_PROBLEM TO WORK ON_. Extract each line of the records below that contains the word "this".

_MATERIAL SHOWN_.
--
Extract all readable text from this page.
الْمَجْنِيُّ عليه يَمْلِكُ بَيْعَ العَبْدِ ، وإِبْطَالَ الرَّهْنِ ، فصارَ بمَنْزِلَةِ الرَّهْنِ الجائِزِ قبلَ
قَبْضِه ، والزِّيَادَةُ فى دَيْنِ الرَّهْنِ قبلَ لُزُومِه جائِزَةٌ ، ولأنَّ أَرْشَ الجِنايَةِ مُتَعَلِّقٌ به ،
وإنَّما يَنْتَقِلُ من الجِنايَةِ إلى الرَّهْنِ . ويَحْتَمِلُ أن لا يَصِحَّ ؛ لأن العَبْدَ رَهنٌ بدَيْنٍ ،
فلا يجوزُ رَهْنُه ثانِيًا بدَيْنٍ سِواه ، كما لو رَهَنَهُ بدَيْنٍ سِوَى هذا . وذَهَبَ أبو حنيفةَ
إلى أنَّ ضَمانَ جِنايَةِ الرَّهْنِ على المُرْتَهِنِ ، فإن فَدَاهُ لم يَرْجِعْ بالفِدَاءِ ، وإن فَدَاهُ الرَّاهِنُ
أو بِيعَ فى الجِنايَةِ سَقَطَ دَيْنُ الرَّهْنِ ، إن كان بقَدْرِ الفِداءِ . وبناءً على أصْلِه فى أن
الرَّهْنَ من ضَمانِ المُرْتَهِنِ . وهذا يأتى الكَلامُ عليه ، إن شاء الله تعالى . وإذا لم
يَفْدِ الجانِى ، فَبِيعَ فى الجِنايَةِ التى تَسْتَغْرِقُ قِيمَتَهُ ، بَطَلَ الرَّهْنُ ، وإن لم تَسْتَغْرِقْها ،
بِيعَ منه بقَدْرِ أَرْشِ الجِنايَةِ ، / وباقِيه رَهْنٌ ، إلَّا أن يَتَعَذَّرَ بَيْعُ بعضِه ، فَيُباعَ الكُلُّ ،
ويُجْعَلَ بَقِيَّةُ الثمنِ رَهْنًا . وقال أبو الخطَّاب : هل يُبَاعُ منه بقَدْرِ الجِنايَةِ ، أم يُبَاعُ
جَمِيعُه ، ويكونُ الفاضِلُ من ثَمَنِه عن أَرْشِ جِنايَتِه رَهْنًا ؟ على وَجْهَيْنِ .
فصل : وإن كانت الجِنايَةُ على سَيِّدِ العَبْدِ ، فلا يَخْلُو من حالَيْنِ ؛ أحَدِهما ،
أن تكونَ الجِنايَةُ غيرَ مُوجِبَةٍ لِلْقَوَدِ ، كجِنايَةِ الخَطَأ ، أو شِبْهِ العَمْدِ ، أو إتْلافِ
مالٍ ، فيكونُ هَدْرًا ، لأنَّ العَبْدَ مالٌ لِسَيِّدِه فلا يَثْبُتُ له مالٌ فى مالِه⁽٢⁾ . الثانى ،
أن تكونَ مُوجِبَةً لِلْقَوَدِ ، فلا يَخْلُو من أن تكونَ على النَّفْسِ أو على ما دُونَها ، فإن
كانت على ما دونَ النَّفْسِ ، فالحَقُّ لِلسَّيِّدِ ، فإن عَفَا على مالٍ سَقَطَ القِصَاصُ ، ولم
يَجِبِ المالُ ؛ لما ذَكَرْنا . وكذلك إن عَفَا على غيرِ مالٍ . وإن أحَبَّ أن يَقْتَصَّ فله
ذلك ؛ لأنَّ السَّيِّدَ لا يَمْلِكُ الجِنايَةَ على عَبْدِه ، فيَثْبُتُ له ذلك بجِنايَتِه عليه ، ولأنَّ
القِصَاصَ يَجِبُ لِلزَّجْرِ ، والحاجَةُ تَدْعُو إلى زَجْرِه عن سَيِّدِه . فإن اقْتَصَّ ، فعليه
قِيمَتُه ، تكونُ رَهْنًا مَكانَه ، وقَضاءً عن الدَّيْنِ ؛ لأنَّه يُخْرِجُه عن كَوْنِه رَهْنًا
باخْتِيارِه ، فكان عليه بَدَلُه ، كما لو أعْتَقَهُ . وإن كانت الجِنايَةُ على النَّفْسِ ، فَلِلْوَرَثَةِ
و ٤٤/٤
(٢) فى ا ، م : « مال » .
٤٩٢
--
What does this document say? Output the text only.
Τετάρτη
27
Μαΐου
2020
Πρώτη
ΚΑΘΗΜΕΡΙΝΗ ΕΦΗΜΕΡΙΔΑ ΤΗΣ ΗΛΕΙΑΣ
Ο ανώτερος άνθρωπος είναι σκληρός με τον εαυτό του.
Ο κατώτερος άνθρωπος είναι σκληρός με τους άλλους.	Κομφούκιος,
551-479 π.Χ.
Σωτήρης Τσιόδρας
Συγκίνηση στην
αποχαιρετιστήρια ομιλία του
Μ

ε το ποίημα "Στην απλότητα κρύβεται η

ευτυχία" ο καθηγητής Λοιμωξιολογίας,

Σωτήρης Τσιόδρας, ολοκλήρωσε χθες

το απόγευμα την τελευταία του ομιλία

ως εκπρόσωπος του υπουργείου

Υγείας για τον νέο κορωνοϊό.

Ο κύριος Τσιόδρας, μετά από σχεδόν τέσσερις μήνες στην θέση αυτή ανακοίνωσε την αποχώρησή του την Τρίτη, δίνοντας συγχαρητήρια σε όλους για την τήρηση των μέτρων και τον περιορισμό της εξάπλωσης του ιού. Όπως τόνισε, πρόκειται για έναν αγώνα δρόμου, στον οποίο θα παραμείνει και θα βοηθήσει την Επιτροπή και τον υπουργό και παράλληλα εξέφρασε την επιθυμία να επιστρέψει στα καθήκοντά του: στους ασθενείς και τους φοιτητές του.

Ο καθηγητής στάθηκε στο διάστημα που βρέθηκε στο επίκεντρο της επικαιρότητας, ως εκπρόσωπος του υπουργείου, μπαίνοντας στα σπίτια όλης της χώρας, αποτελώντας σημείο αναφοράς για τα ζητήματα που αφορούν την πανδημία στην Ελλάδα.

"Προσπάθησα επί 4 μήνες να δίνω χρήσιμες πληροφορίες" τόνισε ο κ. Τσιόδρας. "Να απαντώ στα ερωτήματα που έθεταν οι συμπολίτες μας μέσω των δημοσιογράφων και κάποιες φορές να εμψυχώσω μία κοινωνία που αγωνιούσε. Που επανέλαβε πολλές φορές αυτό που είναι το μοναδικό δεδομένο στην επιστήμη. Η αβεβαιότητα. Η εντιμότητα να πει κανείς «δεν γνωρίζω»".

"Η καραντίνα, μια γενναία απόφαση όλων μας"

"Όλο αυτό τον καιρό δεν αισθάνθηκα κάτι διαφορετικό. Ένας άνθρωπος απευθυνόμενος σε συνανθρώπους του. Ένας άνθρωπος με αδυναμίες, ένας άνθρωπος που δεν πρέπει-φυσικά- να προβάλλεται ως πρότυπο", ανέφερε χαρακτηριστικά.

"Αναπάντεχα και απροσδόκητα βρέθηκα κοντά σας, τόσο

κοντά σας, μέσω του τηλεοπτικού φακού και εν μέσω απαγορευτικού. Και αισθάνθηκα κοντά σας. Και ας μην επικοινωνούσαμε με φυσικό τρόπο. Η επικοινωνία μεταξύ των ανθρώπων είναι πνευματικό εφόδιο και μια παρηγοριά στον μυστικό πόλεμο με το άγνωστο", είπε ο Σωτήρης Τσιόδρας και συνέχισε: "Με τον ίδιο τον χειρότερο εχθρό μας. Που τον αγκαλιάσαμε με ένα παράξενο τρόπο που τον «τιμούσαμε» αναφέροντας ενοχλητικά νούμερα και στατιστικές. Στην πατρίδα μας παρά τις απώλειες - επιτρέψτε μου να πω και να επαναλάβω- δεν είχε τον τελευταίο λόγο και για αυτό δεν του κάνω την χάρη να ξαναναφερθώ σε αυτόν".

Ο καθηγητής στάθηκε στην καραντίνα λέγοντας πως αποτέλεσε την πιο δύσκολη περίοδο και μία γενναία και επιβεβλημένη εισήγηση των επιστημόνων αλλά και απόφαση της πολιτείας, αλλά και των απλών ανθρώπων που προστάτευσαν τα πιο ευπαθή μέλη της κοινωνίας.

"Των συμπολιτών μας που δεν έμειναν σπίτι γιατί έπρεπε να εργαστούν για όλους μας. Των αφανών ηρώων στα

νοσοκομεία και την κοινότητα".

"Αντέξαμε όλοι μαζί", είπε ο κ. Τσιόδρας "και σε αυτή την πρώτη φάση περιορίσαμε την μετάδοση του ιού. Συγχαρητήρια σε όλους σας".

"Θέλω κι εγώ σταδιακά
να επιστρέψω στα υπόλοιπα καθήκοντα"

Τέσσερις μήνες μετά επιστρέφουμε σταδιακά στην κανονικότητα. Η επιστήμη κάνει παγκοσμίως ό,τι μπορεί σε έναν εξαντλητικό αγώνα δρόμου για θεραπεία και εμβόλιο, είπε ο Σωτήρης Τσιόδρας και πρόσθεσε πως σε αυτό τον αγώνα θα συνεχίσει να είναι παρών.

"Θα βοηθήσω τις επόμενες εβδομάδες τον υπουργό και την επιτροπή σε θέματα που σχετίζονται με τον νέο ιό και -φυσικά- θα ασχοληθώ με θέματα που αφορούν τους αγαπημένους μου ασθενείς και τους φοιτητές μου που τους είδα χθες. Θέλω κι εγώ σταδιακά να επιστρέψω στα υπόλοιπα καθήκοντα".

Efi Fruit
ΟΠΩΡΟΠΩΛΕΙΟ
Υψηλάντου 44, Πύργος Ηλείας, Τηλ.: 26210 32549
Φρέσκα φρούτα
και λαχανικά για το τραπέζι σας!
--
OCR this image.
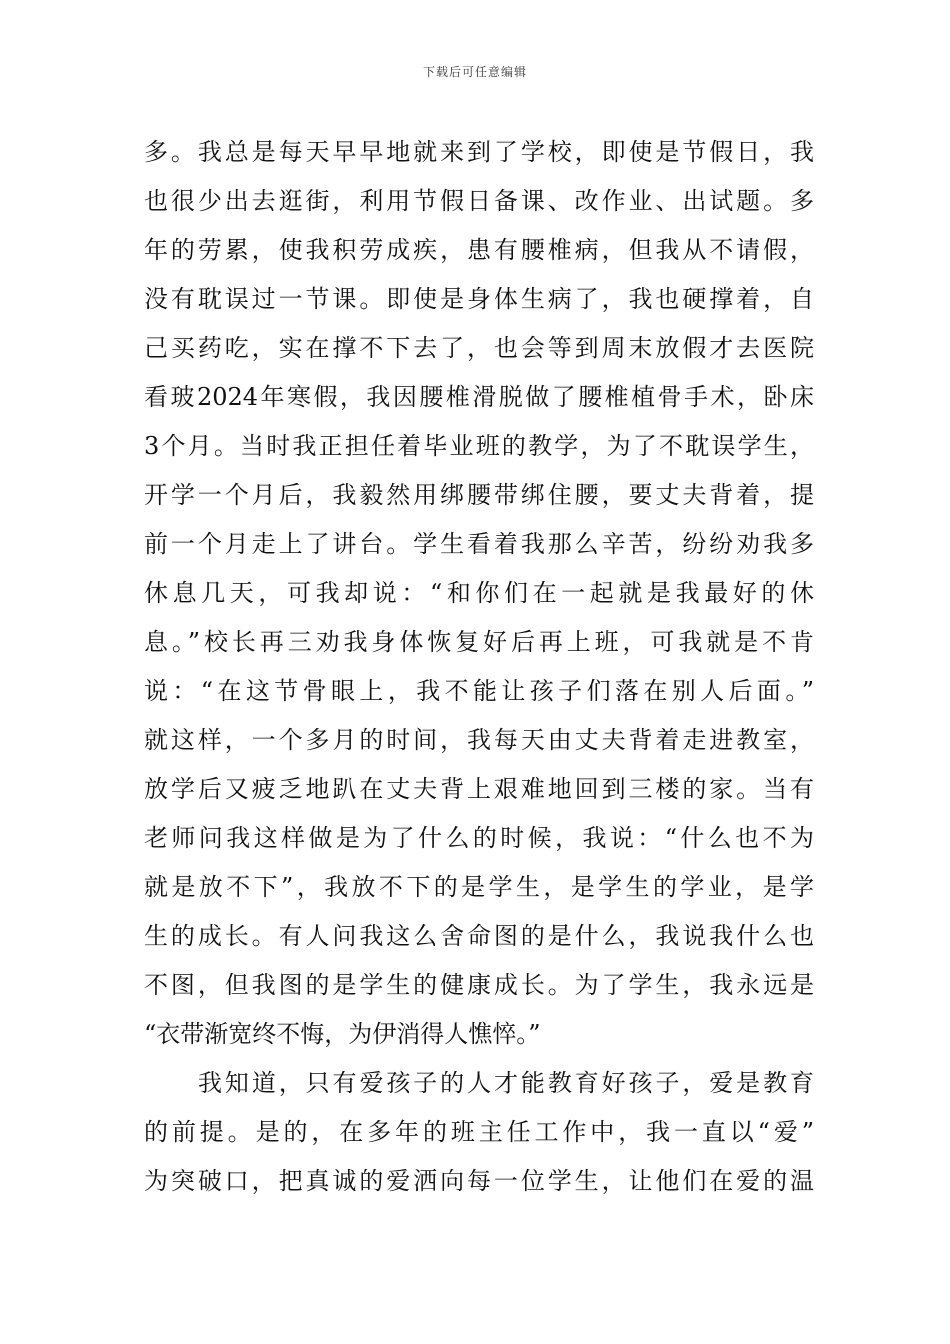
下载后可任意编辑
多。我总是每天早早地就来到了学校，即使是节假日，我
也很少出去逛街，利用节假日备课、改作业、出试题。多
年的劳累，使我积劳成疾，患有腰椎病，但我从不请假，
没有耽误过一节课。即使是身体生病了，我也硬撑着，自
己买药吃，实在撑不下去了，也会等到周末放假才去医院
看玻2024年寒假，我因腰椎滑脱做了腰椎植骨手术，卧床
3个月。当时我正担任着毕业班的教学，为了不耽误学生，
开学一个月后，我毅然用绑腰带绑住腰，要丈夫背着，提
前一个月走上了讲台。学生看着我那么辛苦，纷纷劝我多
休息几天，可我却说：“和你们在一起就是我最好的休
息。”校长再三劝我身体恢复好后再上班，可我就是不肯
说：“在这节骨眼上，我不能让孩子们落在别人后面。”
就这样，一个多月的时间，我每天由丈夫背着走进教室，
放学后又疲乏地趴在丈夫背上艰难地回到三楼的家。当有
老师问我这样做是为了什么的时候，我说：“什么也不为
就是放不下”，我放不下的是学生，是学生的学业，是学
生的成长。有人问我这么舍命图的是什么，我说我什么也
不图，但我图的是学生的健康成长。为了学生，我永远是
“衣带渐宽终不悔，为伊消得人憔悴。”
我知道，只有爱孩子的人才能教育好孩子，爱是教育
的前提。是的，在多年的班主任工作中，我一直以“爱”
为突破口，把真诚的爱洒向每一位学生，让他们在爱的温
--
_WRITTEN SOLUTION_.
Extract all readable text from this page.
What does this document say? Output the text only.
OCR this image.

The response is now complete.